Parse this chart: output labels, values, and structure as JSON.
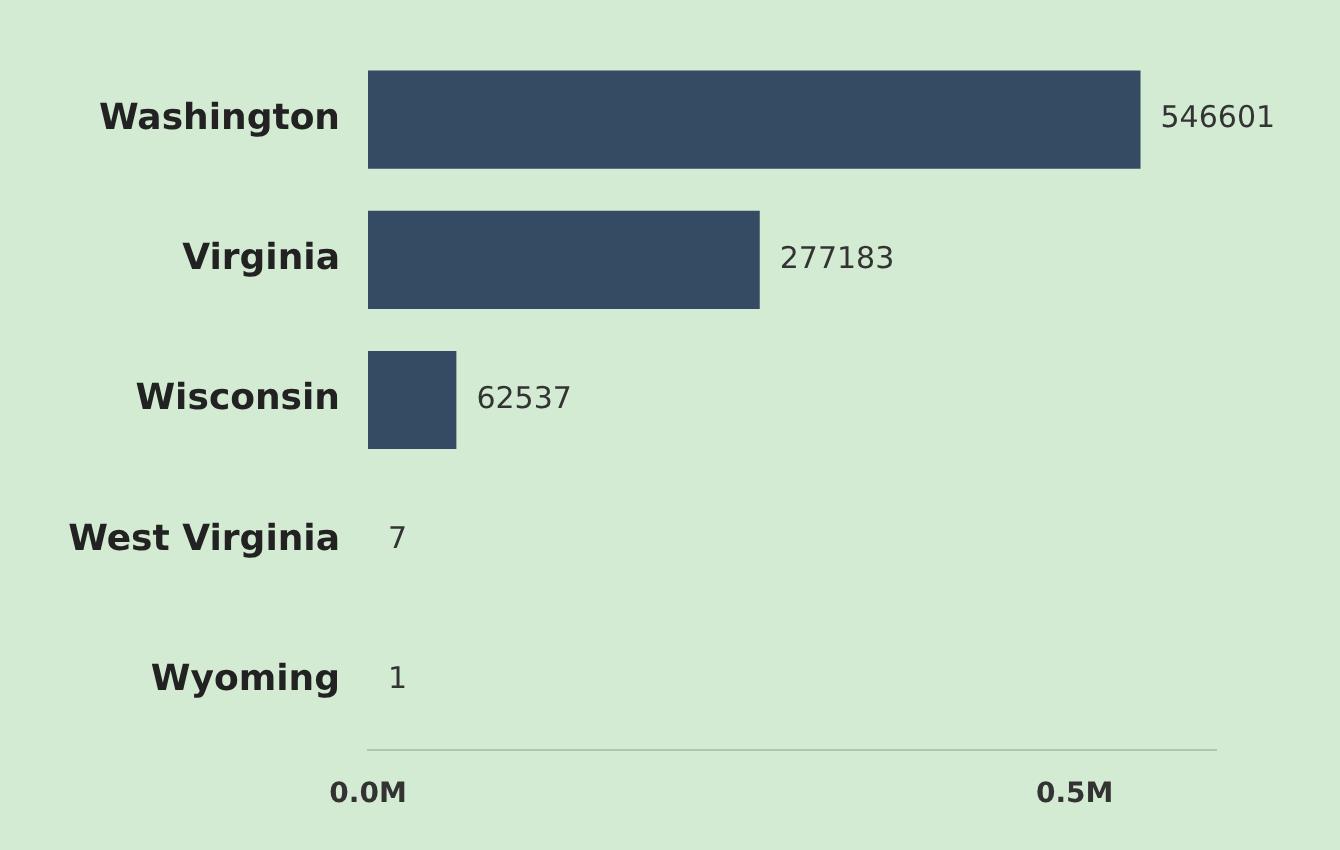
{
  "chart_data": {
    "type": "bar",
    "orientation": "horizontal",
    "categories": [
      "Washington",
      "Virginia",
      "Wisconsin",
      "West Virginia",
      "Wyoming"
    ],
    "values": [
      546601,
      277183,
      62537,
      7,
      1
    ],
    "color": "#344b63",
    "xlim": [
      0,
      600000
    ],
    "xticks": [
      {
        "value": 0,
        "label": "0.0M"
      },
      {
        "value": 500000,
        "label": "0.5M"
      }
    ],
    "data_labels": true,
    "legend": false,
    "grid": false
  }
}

---

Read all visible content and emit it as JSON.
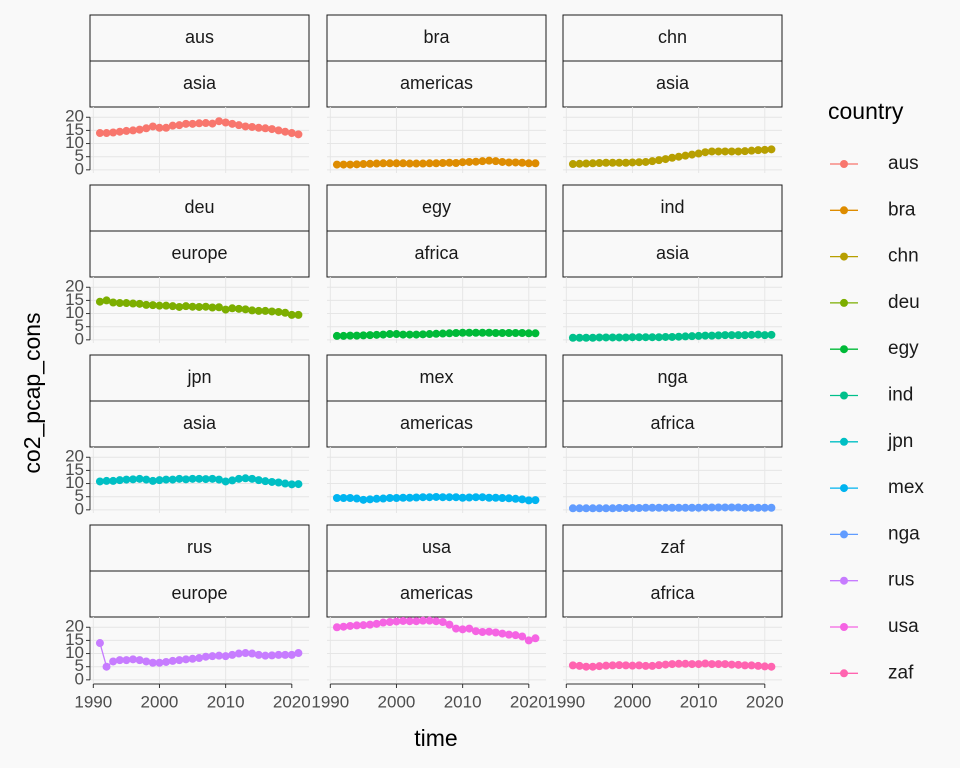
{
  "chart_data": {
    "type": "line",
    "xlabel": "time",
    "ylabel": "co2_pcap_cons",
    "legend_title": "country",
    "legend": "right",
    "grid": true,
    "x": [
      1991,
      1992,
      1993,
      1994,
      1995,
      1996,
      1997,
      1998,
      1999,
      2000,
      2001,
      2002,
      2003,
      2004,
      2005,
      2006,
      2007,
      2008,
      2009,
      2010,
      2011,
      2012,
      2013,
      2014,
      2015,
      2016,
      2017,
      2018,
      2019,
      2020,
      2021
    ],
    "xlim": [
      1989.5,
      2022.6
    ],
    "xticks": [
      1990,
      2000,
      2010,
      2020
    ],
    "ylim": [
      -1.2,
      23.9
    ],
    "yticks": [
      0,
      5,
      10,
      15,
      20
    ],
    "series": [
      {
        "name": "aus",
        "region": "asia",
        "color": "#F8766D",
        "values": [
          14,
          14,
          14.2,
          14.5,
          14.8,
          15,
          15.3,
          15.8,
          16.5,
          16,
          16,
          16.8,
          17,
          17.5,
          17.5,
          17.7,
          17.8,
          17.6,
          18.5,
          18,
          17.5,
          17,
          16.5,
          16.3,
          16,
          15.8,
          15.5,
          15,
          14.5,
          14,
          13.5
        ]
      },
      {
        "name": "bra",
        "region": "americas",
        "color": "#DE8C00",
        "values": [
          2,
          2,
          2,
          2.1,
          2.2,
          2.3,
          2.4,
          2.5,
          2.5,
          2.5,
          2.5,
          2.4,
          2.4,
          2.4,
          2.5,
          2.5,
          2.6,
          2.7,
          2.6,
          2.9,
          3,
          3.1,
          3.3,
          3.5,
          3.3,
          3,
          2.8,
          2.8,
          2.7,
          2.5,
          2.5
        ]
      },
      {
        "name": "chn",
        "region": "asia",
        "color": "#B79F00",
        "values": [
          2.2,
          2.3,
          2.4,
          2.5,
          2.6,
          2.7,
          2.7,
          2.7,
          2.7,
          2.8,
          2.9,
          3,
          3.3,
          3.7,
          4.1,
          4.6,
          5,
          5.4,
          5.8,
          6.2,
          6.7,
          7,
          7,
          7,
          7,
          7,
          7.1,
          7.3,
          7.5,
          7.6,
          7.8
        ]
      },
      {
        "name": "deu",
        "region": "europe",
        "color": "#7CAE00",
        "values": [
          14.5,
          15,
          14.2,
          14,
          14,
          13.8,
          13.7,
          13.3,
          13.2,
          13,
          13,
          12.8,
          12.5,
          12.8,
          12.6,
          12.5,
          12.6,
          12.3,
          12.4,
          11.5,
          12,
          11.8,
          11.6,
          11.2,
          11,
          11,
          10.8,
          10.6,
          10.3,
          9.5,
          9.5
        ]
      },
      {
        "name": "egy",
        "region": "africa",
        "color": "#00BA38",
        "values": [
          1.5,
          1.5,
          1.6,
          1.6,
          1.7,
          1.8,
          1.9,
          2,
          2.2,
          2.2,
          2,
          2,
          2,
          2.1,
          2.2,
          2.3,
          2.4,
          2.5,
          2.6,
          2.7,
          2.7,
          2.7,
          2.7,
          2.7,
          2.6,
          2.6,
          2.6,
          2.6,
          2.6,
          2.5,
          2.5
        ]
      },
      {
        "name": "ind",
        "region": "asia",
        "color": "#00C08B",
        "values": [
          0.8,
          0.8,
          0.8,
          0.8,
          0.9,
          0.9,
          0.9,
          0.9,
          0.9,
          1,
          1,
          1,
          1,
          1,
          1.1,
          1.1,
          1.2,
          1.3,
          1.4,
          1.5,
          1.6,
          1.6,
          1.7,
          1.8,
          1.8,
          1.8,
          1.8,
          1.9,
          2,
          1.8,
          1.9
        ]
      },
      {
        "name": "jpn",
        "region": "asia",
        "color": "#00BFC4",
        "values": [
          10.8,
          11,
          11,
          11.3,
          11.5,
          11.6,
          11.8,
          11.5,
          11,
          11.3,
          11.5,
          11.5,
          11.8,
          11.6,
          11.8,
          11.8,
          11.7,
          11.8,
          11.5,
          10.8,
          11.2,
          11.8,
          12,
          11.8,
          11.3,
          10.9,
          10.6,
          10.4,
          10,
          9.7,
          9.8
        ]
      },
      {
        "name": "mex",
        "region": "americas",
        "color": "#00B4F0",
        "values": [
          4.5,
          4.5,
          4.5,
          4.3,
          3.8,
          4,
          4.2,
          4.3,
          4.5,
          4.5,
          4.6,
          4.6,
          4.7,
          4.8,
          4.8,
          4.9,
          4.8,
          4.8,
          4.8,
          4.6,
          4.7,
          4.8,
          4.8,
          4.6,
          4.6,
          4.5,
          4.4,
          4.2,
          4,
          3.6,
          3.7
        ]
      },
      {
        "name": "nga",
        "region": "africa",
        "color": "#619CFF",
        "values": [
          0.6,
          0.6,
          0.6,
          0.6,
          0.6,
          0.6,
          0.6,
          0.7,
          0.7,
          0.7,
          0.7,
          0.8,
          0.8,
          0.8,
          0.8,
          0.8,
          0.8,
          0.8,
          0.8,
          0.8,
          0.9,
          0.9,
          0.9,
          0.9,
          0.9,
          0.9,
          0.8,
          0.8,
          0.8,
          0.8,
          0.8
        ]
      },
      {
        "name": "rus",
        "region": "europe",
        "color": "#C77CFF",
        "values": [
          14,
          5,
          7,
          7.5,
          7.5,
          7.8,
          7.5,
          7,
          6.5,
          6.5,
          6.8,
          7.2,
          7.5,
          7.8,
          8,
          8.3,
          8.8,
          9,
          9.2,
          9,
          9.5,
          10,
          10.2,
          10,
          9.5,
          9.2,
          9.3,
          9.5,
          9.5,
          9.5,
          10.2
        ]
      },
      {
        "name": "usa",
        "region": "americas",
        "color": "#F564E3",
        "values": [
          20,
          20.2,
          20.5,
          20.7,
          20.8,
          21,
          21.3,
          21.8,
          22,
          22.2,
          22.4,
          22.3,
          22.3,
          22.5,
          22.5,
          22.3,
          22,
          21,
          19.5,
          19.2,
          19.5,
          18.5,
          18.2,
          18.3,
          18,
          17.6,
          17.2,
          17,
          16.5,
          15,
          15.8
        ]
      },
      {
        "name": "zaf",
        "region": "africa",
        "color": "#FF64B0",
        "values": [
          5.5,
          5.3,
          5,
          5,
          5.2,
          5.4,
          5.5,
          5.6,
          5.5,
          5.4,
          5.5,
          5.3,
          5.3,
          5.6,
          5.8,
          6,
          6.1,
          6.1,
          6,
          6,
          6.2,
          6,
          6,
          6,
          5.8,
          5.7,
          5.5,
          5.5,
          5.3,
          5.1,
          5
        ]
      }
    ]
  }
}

Work required
Keep only those lines of the records that hold "JSON", and return them.

Solution to this problem
Parse this chart: output labels, values, and structure as JSON.
Read all visible content and emit it as JSON.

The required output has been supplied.